__The problem__: Copy out all lines where "icon" appears.

__Provided information__:
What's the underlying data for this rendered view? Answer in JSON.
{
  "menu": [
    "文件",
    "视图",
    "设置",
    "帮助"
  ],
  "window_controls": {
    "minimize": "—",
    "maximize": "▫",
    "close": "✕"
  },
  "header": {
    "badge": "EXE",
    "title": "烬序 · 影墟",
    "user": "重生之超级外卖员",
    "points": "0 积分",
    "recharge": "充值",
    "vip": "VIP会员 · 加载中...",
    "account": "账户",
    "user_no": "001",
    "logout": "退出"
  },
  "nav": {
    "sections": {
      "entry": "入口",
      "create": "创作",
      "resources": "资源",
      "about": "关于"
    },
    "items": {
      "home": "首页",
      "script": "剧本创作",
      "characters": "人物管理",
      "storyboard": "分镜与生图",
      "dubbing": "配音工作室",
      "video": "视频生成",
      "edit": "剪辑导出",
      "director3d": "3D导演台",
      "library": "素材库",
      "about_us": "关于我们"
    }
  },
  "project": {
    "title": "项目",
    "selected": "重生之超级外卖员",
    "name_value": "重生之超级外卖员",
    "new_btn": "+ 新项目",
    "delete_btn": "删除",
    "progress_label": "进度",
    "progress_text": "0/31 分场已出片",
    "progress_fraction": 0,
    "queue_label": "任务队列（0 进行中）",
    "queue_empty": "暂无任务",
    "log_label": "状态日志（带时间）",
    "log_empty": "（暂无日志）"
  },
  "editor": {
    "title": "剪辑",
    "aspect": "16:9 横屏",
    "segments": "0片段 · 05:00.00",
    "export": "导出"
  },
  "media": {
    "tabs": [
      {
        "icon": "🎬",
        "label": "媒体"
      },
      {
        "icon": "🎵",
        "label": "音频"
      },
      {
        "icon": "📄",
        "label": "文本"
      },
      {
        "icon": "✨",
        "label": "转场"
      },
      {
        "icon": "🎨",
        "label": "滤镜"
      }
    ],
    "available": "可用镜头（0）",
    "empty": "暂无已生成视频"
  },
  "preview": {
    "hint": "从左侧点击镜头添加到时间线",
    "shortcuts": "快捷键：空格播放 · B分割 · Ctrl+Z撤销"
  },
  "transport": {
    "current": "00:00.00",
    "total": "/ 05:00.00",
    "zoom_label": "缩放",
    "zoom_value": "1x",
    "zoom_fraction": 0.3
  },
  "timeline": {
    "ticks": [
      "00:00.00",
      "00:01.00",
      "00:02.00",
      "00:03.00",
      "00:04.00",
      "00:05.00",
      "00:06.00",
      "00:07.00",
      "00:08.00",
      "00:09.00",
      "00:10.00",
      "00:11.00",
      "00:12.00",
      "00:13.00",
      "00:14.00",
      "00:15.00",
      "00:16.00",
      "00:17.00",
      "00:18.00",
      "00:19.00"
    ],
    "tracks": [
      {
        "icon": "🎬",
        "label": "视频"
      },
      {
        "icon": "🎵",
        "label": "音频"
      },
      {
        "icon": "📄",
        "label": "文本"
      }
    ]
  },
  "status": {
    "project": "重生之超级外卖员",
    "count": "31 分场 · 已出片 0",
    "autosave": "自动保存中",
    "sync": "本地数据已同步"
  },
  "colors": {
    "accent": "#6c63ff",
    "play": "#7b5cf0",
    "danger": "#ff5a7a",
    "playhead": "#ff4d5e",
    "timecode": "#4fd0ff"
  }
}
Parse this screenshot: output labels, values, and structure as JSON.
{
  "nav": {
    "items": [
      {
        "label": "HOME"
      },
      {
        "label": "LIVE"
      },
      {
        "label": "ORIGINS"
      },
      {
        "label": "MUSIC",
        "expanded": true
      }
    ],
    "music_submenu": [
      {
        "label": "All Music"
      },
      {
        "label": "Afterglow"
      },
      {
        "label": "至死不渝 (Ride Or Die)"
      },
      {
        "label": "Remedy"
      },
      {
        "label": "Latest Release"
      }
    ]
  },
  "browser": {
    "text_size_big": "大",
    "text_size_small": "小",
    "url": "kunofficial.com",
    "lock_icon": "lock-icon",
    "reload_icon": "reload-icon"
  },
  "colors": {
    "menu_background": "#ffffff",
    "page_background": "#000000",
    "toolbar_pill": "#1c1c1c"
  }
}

__The output__:
        "icon": "🎬",
        "icon": "🎵",
        "icon": "📄",
        "icon": "✨",
        "icon": "🎨",
        "icon": "🎬",
        "icon": "🎵",
        "icon": "📄",
    "lock_icon": "lock-icon",
    "reload_icon": "reload-icon"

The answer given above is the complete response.